* YOUR GOAL *
Please repeat all of the listing exactly.

* PROVIDED RECORDS *
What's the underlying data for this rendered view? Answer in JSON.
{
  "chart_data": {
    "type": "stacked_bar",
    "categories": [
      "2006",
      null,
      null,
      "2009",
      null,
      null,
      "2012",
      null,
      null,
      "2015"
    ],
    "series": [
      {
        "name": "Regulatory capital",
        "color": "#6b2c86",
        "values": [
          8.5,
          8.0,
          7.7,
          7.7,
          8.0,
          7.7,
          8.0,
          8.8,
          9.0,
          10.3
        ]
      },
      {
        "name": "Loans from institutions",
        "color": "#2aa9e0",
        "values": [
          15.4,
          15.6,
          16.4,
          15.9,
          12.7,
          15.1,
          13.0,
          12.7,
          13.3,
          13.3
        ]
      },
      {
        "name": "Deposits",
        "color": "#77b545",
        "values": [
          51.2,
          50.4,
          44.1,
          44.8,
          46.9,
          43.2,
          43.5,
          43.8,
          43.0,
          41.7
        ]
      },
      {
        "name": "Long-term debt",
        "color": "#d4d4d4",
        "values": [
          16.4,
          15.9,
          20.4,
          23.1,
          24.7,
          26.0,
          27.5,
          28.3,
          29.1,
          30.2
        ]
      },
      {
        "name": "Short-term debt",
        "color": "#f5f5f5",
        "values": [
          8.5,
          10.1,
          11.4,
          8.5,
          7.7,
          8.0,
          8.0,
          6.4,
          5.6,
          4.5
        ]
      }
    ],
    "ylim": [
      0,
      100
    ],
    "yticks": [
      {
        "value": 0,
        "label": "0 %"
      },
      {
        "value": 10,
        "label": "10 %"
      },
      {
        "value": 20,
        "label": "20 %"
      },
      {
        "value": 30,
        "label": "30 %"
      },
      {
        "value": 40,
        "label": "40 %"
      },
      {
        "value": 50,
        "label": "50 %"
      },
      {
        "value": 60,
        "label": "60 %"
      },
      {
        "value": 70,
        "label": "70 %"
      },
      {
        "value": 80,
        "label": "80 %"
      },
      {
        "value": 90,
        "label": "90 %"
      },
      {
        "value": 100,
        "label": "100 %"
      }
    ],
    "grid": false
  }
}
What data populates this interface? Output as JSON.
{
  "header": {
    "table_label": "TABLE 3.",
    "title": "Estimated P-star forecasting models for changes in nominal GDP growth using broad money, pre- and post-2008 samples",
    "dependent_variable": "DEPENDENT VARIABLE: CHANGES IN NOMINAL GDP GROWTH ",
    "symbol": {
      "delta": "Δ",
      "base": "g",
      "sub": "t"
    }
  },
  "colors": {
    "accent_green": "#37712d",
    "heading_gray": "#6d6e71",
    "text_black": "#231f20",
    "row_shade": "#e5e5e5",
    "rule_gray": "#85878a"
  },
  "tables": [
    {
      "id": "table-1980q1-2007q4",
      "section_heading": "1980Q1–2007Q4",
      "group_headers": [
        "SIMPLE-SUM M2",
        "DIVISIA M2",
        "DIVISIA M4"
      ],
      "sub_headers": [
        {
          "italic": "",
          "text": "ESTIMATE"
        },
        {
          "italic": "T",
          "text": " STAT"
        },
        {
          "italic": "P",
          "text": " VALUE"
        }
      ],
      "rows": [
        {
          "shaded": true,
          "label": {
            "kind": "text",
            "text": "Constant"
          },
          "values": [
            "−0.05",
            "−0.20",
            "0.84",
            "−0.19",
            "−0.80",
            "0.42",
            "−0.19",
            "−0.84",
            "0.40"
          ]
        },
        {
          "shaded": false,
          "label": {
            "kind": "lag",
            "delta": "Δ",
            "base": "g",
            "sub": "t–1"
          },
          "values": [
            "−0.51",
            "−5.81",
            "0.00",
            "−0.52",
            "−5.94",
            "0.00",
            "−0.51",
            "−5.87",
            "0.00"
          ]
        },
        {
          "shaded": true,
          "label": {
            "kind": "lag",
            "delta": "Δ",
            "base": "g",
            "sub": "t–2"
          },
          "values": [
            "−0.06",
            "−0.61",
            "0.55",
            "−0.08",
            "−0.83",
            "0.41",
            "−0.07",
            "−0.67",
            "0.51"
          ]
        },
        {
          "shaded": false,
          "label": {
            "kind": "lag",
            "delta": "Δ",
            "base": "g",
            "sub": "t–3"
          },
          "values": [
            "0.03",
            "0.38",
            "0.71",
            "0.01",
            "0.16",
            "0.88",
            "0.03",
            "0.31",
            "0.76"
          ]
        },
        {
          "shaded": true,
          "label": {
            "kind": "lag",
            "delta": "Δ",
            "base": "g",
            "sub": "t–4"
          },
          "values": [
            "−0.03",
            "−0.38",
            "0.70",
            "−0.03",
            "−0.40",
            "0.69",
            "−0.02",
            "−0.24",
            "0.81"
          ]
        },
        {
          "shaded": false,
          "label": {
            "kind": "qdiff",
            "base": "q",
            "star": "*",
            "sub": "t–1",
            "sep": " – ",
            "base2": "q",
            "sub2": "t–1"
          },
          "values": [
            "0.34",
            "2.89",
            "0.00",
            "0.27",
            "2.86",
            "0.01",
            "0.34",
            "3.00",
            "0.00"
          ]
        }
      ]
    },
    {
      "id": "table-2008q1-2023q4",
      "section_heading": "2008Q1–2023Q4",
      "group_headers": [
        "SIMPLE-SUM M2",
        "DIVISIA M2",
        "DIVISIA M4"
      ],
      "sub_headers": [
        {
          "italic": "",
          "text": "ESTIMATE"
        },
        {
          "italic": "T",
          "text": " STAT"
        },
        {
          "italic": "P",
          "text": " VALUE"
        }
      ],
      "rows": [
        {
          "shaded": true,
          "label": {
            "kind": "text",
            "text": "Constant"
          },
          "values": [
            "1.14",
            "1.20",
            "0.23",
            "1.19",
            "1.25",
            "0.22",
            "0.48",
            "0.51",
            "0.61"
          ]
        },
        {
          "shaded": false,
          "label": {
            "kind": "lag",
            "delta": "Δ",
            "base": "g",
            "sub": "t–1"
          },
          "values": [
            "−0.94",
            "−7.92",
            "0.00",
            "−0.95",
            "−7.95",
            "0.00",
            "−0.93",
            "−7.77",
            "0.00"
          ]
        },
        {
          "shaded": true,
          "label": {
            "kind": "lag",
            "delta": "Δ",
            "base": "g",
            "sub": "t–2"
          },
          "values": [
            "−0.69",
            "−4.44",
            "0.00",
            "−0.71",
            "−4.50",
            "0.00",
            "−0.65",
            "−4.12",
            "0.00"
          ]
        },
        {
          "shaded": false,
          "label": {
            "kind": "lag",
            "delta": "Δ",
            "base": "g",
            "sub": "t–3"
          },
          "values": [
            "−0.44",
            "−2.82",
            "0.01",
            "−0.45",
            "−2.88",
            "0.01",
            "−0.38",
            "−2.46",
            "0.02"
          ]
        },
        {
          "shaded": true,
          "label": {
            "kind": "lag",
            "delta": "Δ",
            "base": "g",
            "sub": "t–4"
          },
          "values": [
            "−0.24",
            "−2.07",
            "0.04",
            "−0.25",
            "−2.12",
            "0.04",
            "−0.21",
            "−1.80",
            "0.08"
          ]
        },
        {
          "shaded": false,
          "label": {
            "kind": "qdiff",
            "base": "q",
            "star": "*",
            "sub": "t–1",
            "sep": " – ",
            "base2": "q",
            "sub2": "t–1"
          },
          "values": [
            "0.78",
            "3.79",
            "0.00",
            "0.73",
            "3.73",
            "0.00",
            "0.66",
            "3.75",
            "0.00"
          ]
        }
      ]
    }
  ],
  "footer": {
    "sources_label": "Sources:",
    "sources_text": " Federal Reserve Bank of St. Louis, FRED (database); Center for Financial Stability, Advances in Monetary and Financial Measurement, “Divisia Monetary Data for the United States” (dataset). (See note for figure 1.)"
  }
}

* FULL RESPONSE *
What's the underlying data for this rendered view? Answer in JSON.
{
  "chart_data": {
    "type": "stacked_bar",
    "categories": [
      "2006",
      null,
      null,
      "2009",
      null,
      null,
      "2012",
      null,
      null,
      "2015"
    ],
    "series": [
      {
        "name": "Regulatory capital",
        "color": "#6b2c86",
        "values": [
          8.5,
          8.0,
          7.7,
          7.7,
          8.0,
          7.7,
          8.0,
          8.8,
          9.0,
          10.3
        ]
      },
      {
        "name": "Loans from institutions",
        "color": "#2aa9e0",
        "values": [
          15.4,
          15.6,
          16.4,
          15.9,
          12.7,
          15.1,
          13.0,
          12.7,
          13.3,
          13.3
        ]
      },
      {
        "name": "Deposits",
        "color": "#77b545",
        "values": [
          51.2,
          50.4,
          44.1,
          44.8,
          46.9,
          43.2,
          43.5,
          43.8,
          43.0,
          41.7
        ]
      },
      {
        "name": "Long-term debt",
        "color": "#d4d4d4",
        "values": [
          16.4,
          15.9,
          20.4,
          23.1,
          24.7,
          26.0,
          27.5,
          28.3,
          29.1,
          30.2
        ]
      },
      {
        "name": "Short-term debt",
        "color": "#f5f5f5",
        "values": [
          8.5,
          10.1,
          11.4,
          8.5,
          7.7,
          8.0,
          8.0,
          6.4,
          5.6,
          4.5
        ]
      }
    ],
    "ylim": [
      0,
      100
    ],
    "yticks": [
      {
        "value": 0,
        "label": "0 %"
      },
      {
        "value": 10,
        "label": "10 %"
      },
      {
        "value": 20,
        "label": "20 %"
      },
      {
        "value": 30,
        "label": "30 %"
      },
      {
        "value": 40,
        "label": "40 %"
      },
      {
        "value": 50,
        "label": "50 %"
      },
      {
        "value": 60,
        "label": "60 %"
      },
      {
        "value": 70,
        "label": "70 %"
      },
      {
        "value": 80,
        "label": "80 %"
      },
      {
        "value": 90,
        "label": "90 %"
      },
      {
        "value": 100,
        "label": "100 %"
      }
    ],
    "grid": false
  }
}
What data populates this interface? Output as JSON.
{
  "header": {
    "table_label": "TABLE 3.",
    "title": "Estimated P-star forecasting models for changes in nominal GDP growth using broad money, pre- and post-2008 samples",
    "dependent_variable": "DEPENDENT VARIABLE: CHANGES IN NOMINAL GDP GROWTH ",
    "symbol": {
      "delta": "Δ",
      "base": "g",
      "sub": "t"
    }
  },
  "colors": {
    "accent_green": "#37712d",
    "heading_gray": "#6d6e71",
    "text_black": "#231f20",
    "row_shade": "#e5e5e5",
    "rule_gray": "#85878a"
  },
  "tables": [
    {
      "id": "table-1980q1-2007q4",
      "section_heading": "1980Q1–2007Q4",
      "group_headers": [
        "SIMPLE-SUM M2",
        "DIVISIA M2",
        "DIVISIA M4"
      ],
      "sub_headers": [
        {
          "italic": "",
          "text": "ESTIMATE"
        },
        {
          "italic": "T",
          "text": " STAT"
        },
        {
          "italic": "P",
          "text": " VALUE"
        }
      ],
      "rows": [
        {
          "shaded": true,
          "label": {
            "kind": "text",
            "text": "Constant"
          },
          "values": [
            "−0.05",
            "−0.20",
            "0.84",
            "−0.19",
            "−0.80",
            "0.42",
            "−0.19",
            "−0.84",
            "0.40"
          ]
        },
        {
          "shaded": false,
          "label": {
            "kind": "lag",
            "delta": "Δ",
            "base": "g",
            "sub": "t–1"
          },
          "values": [
            "−0.51",
            "−5.81",
            "0.00",
            "−0.52",
            "−5.94",
            "0.00",
            "−0.51",
            "−5.87",
            "0.00"
          ]
        },
        {
          "shaded": true,
          "label": {
            "kind": "lag",
            "delta": "Δ",
            "base": "g",
            "sub": "t–2"
          },
          "values": [
            "−0.06",
            "−0.61",
            "0.55",
            "−0.08",
            "−0.83",
            "0.41",
            "−0.07",
            "−0.67",
            "0.51"
          ]
        },
        {
          "shaded": false,
          "label": {
            "kind": "lag",
            "delta": "Δ",
            "base": "g",
            "sub": "t–3"
          },
          "values": [
            "0.03",
            "0.38",
            "0.71",
            "0.01",
            "0.16",
            "0.88",
            "0.03",
            "0.31",
            "0.76"
          ]
        },
        {
          "shaded": true,
          "label": {
            "kind": "lag",
            "delta": "Δ",
            "base": "g",
            "sub": "t–4"
          },
          "values": [
            "−0.03",
            "−0.38",
            "0.70",
            "−0.03",
            "−0.40",
            "0.69",
            "−0.02",
            "−0.24",
            "0.81"
          ]
        },
        {
          "shaded": false,
          "label": {
            "kind": "qdiff",
            "base": "q",
            "star": "*",
            "sub": "t–1",
            "sep": " – ",
            "base2": "q",
            "sub2": "t–1"
          },
          "values": [
            "0.34",
            "2.89",
            "0.00",
            "0.27",
            "2.86",
            "0.01",
            "0.34",
            "3.00",
            "0.00"
          ]
        }
      ]
    },
    {
      "id": "table-2008q1-2023q4",
      "section_heading": "2008Q1–2023Q4",
      "group_headers": [
        "SIMPLE-SUM M2",
        "DIVISIA M2",
        "DIVISIA M4"
      ],
      "sub_headers": [
        {
          "italic": "",
          "text": "ESTIMATE"
        },
        {
          "italic": "T",
          "text": " STAT"
        },
        {
          "italic": "P",
          "text": " VALUE"
        }
      ],
      "rows": [
        {
          "shaded": true,
          "label": {
            "kind": "text",
            "text": "Constant"
          },
          "values": [
            "1.14",
            "1.20",
            "0.23",
            "1.19",
            "1.25",
            "0.22",
            "0.48",
            "0.51",
            "0.61"
          ]
        },
        {
          "shaded": false,
          "label": {
            "kind": "lag",
            "delta": "Δ",
            "base": "g",
            "sub": "t–1"
          },
          "values": [
            "−0.94",
            "−7.92",
            "0.00",
            "−0.95",
            "−7.95",
            "0.00",
            "−0.93",
            "−7.77",
            "0.00"
          ]
        },
        {
          "shaded": true,
          "label": {
            "kind": "lag",
            "delta": "Δ",
            "base": "g",
            "sub": "t–2"
          },
          "values": [
            "−0.69",
            "−4.44",
            "0.00",
            "−0.71",
            "−4.50",
            "0.00",
            "−0.65",
            "−4.12",
            "0.00"
          ]
        },
        {
          "shaded": false,
          "label": {
            "kind": "lag",
            "delta": "Δ",
            "base": "g",
            "sub": "t–3"
          },
          "values": [
            "−0.44",
            "−2.82",
            "0.01",
            "−0.45",
            "−2.88",
            "0.01",
            "−0.38",
            "−2.46",
            "0.02"
          ]
        },
        {
          "shaded": true,
          "label": {
            "kind": "lag",
            "delta": "Δ",
            "base": "g",
            "sub": "t–4"
          },
          "values": [
            "−0.24",
            "−2.07",
            "0.04",
            "−0.25",
            "−2.12",
            "0.04",
            "−0.21",
            "−1.80",
            "0.08"
          ]
        },
        {
          "shaded": false,
          "label": {
            "kind": "qdiff",
            "base": "q",
            "star": "*",
            "sub": "t–1",
            "sep": " – ",
            "base2": "q",
            "sub2": "t–1"
          },
          "values": [
            "0.78",
            "3.79",
            "0.00",
            "0.73",
            "3.73",
            "0.00",
            "0.66",
            "3.75",
            "0.00"
          ]
        }
      ]
    }
  ],
  "footer": {
    "sources_label": "Sources:",
    "sources_text": " Federal Reserve Bank of St. Louis, FRED (database); Center for Financial Stability, Advances in Monetary and Financial Measurement, “Divisia Monetary Data for the United States” (dataset). (See note for figure 1.)"
  }
}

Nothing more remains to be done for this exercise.